-- BEGIN --

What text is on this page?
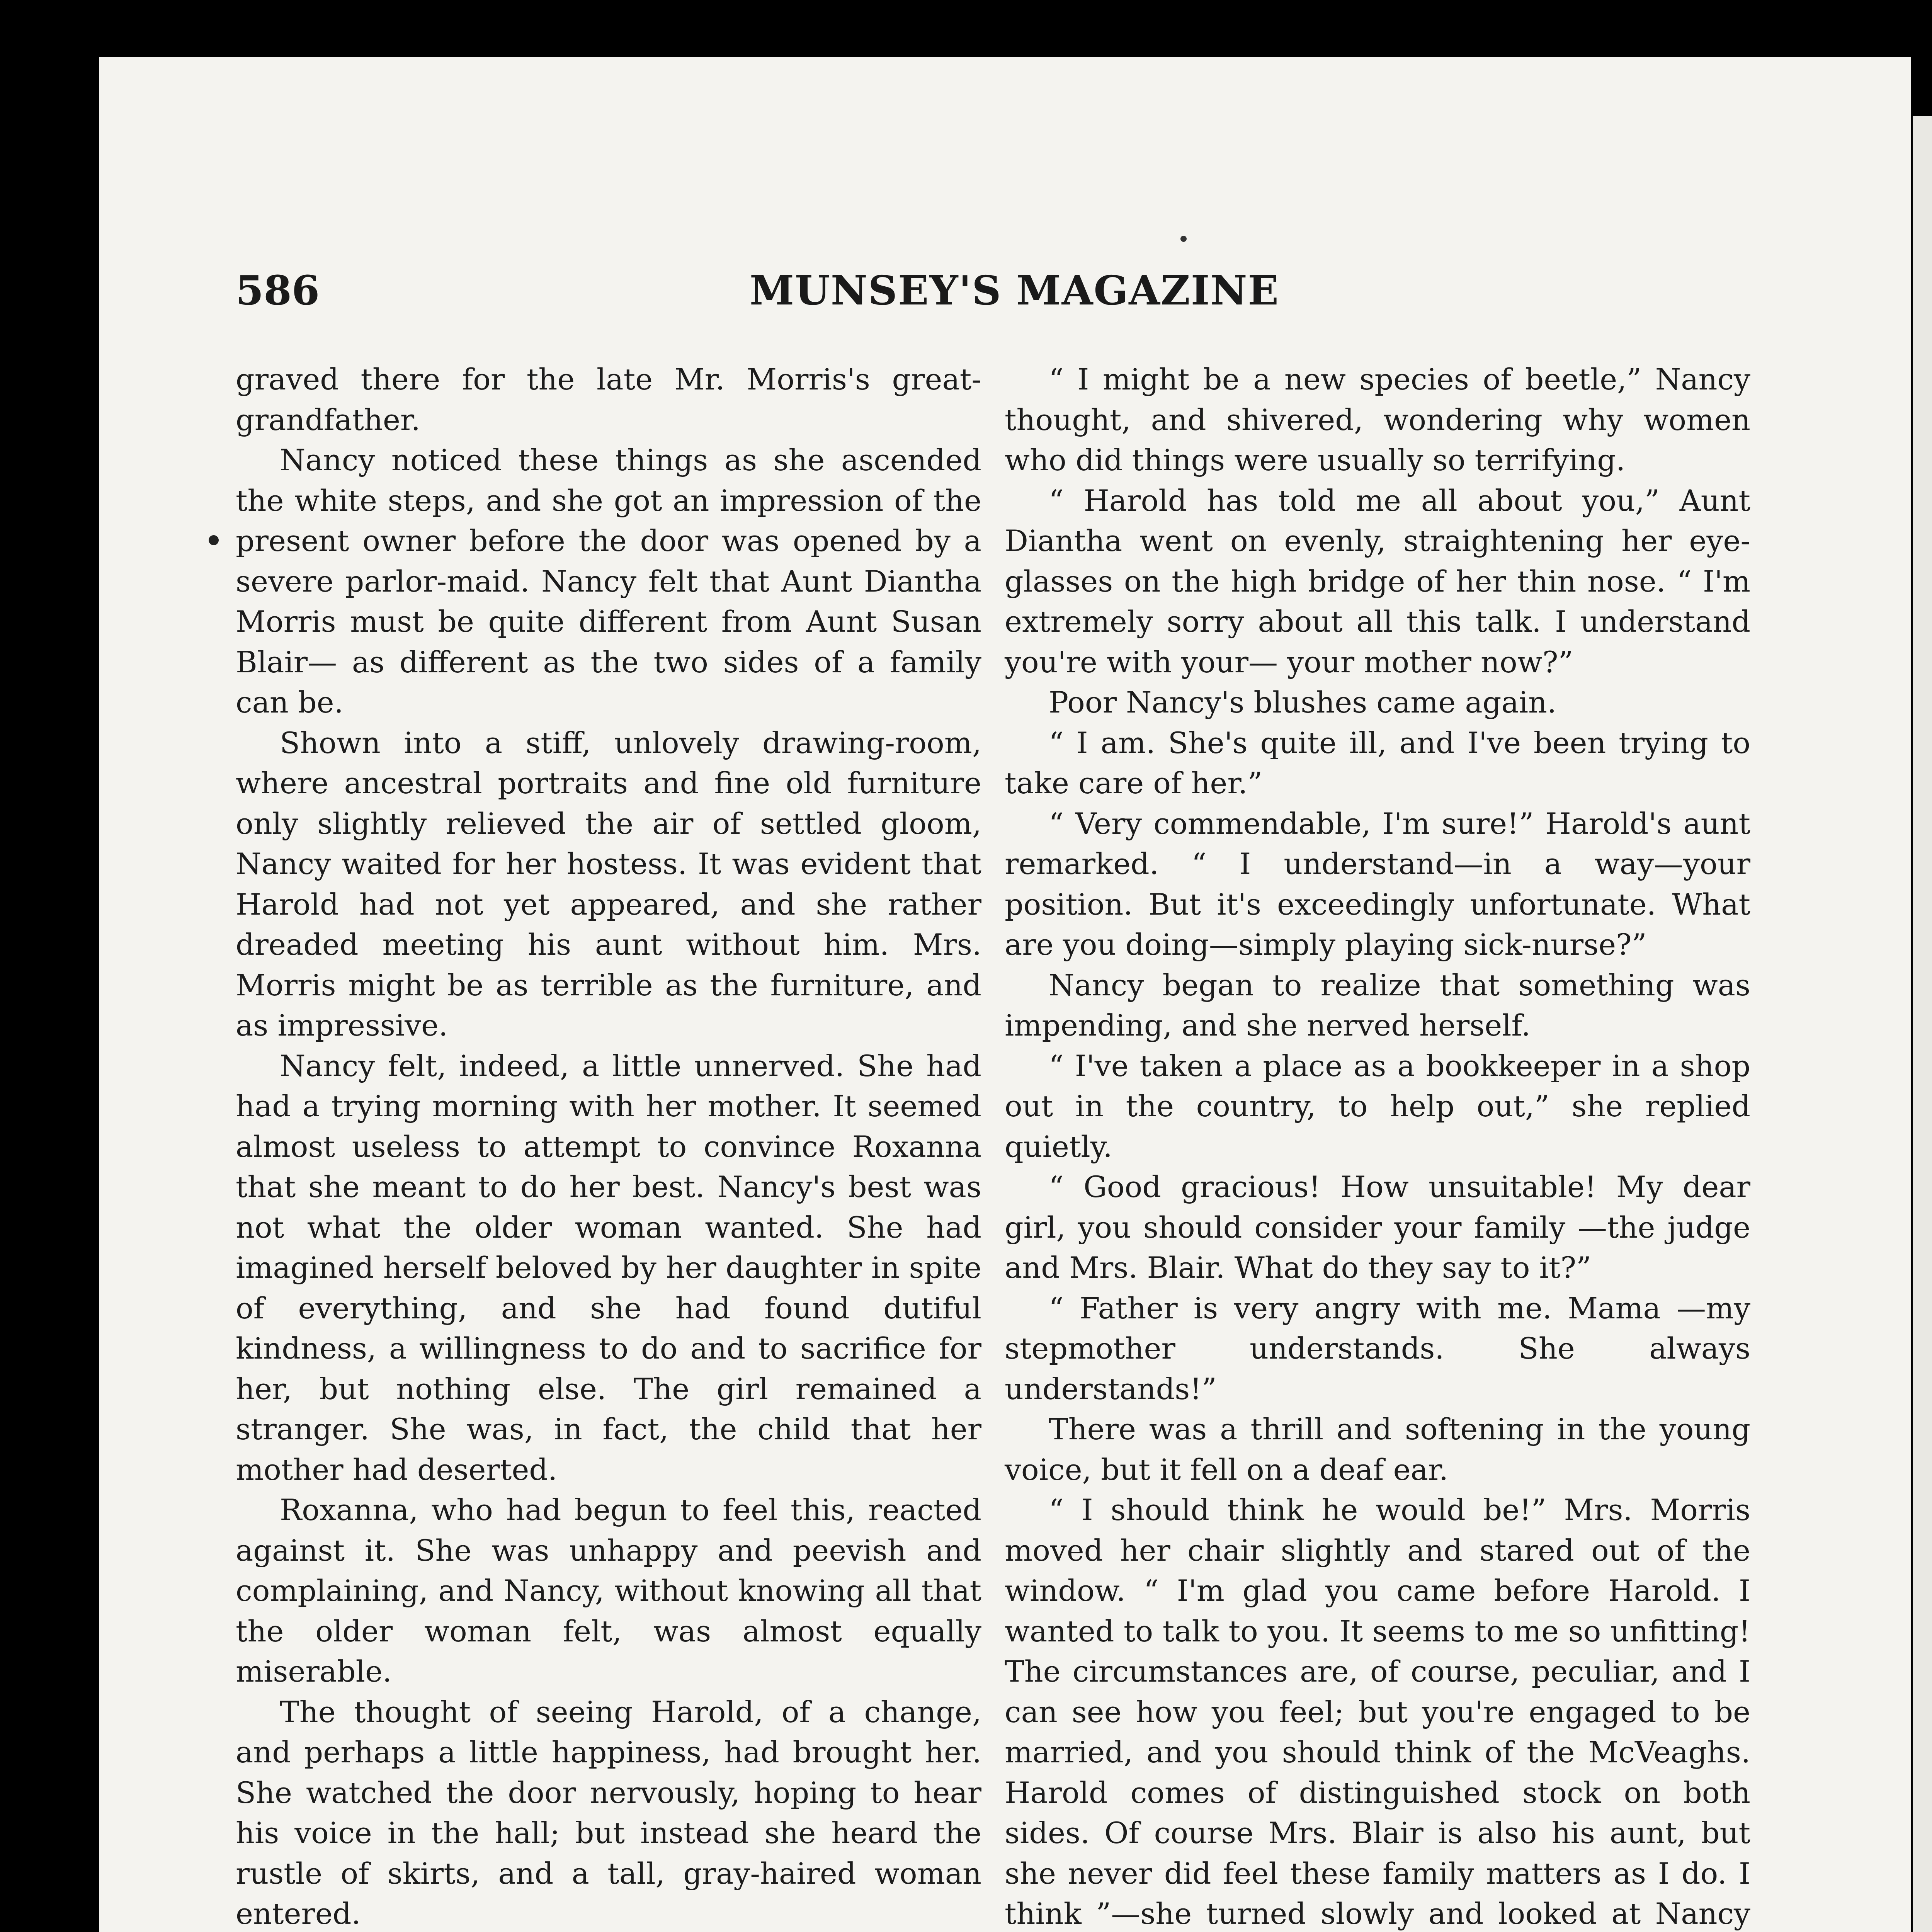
586	MUNSEY'S MAGAZINE

graved there for the late Mr. Morris's great-grandfather.

Nancy noticed these things as she ascended the white steps, and she got an impression of the present owner before the door was opened by a severe parlor-maid. Nancy felt that Aunt Diantha Morris must be quite different from Aunt Susan Blair— as different as the two sides of a family can be.

Shown into a stiff, unlovely drawing-room, where ancestral portraits and fine old furniture only slightly relieved the air of settled gloom, Nancy waited for her hostess. It was evident that Harold had not yet appeared, and she rather dreaded meeting his aunt without him. Mrs. Morris might be as terrible as the furniture, and as impressive.

Nancy felt, indeed, a little unnerved. She had had a trying morning with her mother. It seemed almost useless to attempt to convince Roxanna that she meant to do her best. Nancy's best was not what the older woman wanted. She had imagined herself beloved by her daughter in spite of everything, and she had found dutiful kindness, a willingness to do and to sacrifice for her, but nothing else. The girl remained a stranger. She was, in fact, the child that her mother had deserted.

Roxanna, who had begun to feel this, reacted against it. She was unhappy and peevish and complaining, and Nancy, without knowing all that the older woman felt, was almost equally miserable.

The thought of seeing Harold, of a change, and perhaps a little happiness, had brought her. She watched the door nervously, hoping to hear his voice in the hall; but instead she heard the rustle of skirts, and a tall, gray-haired woman entered.

“ I might be a new species of beetle,” Nancy thought, and shivered, wondering why women who did things were usually so terrifying.

“ Harold has told me all about you,” Aunt Diantha went on evenly, straightening her eye-glasses on the high bridge of her thin nose. “ I'm extremely sorry about all this talk. I understand you're with your— your mother now?”

Poor Nancy's blushes came again.

“ I am. She's quite ill, and I've been trying to take care of her.”

“ Very commendable, I'm sure!” Harold's aunt remarked. “ I understand—in a way—your position. But it's exceedingly unfortunate. What are you doing—simply playing sick-nurse?”

Nancy began to realize that something was impending, and she nerved herself.

“ I've taken a place as a bookkeeper in a shop out in the country, to help out,” she replied quietly.

“ Good gracious! How unsuitable! My dear girl, you should consider your family —the judge and Mrs. Blair. What do they say to it?”

“ Father is very angry with me. Mama —my stepmother understands. She always understands!”

There was a thrill and softening in the young voice, but it fell on a deaf ear.

“ I should think he would be!” Mrs. Morris moved her chair slightly and stared out of the window. “ I'm glad you came before Harold. I wanted to talk to you. It seems to me so unfitting! The circumstances are, of course, peculiar, and I can see how you feel; but you're engaged to be married, and you should think of the McVeaghs. Harold comes of distinguished stock on both sides. Of course Mrs. Blair is also his aunt, but she never did feel these family matters as I do. I think ”—she turned slowly and looked at Nancy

-- END --

Requirement: Filter the records down to the lines that contain the string "things", and copy those lines.

Exercise response:
Nancy noticed these things as she ascended the white steps, and she got an impression of the present owner before the door was opened by a severe parlor-maid. Nancy felt that Aunt Diantha Morris must be quite different from Aunt Susan Blair— as different as the two sides of a family can be.
“ I might be a new species of beetle,” Nancy thought, and shivered, wondering why women who did things were usually so terrifying.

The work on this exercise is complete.